◆ **TASK GOAL**: Among the entries below, count the lines that contain the word "Braille". Write down only the total.

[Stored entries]
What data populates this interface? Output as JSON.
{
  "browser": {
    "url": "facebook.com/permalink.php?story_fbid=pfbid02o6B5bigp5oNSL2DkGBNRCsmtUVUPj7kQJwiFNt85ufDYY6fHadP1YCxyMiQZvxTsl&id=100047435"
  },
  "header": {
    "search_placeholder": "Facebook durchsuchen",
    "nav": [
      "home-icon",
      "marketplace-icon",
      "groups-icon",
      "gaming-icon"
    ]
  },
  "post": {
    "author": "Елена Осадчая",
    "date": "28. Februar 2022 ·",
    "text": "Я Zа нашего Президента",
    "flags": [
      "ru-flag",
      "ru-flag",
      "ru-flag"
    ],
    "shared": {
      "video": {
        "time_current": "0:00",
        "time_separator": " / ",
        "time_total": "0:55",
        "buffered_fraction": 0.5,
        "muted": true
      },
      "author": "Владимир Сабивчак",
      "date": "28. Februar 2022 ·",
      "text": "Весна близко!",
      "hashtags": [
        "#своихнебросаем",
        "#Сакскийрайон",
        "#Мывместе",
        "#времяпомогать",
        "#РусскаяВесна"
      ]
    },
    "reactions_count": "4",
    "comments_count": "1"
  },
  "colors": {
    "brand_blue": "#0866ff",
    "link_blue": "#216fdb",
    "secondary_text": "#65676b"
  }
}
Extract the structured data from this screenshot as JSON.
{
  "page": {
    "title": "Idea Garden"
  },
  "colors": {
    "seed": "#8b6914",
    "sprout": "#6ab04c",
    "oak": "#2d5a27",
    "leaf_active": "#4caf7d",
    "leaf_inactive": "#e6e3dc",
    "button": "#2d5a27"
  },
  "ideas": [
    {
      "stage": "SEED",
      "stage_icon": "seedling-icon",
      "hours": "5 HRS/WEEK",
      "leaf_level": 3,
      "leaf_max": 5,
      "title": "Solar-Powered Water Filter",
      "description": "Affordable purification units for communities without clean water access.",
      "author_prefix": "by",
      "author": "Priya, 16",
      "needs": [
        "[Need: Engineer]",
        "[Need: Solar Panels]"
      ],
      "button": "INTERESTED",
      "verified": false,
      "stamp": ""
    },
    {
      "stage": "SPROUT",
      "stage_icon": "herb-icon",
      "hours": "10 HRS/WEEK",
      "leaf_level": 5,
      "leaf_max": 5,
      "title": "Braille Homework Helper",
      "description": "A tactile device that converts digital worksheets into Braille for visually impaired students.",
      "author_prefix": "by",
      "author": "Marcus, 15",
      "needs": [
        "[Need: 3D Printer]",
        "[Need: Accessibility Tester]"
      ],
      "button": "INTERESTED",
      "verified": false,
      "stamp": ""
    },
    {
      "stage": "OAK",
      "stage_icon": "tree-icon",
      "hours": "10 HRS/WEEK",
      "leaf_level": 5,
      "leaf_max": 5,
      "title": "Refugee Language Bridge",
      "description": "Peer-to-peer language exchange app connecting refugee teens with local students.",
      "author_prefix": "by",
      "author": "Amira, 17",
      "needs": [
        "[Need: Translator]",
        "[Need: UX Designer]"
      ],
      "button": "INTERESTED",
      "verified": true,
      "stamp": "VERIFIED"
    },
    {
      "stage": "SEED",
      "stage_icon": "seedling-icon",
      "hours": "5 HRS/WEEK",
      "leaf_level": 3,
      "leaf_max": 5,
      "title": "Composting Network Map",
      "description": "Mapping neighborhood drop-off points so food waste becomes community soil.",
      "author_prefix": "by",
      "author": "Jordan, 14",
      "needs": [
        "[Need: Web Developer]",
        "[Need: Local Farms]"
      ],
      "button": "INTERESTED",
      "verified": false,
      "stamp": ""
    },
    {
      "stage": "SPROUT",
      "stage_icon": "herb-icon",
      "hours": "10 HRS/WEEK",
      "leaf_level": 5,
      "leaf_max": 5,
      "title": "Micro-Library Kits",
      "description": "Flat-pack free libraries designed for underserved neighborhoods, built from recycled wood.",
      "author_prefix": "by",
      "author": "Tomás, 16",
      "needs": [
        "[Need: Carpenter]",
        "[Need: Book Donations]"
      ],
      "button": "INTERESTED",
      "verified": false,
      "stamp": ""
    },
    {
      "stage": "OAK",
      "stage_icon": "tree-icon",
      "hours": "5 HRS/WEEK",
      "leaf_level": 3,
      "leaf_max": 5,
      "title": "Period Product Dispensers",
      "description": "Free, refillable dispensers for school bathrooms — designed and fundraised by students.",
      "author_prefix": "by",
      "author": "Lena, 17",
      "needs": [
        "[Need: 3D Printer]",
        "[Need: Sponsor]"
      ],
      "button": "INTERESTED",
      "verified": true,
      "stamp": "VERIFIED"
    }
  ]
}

◆ **IN RESPONSE**: 2